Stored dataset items
>> Begin
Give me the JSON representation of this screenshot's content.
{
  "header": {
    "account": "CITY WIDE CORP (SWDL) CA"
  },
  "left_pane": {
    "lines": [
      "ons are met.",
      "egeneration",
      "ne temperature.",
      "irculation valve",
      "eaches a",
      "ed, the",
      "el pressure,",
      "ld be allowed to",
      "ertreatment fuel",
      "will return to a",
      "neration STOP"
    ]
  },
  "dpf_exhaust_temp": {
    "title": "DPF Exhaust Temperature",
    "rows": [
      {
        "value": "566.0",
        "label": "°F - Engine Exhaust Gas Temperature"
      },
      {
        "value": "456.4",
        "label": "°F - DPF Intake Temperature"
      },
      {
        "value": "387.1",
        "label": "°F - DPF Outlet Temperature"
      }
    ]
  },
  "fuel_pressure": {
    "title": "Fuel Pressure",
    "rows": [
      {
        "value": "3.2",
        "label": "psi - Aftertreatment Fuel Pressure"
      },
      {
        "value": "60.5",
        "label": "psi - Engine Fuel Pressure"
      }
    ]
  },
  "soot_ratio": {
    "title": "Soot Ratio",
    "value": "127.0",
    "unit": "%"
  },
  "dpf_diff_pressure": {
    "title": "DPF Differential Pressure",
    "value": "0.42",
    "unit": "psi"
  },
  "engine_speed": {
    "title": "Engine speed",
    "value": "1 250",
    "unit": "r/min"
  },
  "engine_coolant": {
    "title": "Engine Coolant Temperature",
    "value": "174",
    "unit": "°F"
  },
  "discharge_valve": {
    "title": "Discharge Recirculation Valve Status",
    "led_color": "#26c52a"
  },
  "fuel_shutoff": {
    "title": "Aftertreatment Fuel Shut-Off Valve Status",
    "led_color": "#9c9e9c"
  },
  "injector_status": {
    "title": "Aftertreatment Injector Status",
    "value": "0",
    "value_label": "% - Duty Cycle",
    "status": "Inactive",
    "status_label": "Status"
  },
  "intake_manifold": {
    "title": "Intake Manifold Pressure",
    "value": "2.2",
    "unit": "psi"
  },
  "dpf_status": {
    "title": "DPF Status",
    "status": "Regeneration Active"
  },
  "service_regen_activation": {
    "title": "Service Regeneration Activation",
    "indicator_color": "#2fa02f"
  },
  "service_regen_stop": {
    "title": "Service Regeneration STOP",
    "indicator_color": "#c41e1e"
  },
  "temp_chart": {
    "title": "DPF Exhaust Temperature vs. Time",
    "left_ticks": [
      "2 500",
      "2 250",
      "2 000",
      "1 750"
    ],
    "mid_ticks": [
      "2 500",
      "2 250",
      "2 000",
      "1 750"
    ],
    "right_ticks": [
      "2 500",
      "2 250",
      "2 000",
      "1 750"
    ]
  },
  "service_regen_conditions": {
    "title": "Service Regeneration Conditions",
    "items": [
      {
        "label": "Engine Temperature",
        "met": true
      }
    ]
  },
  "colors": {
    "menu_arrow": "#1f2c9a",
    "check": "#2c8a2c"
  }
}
>> End
_Given request_.
Count the lines in the entries that hold the word "unit", and give nothing but the total.

_Correct answer_.
5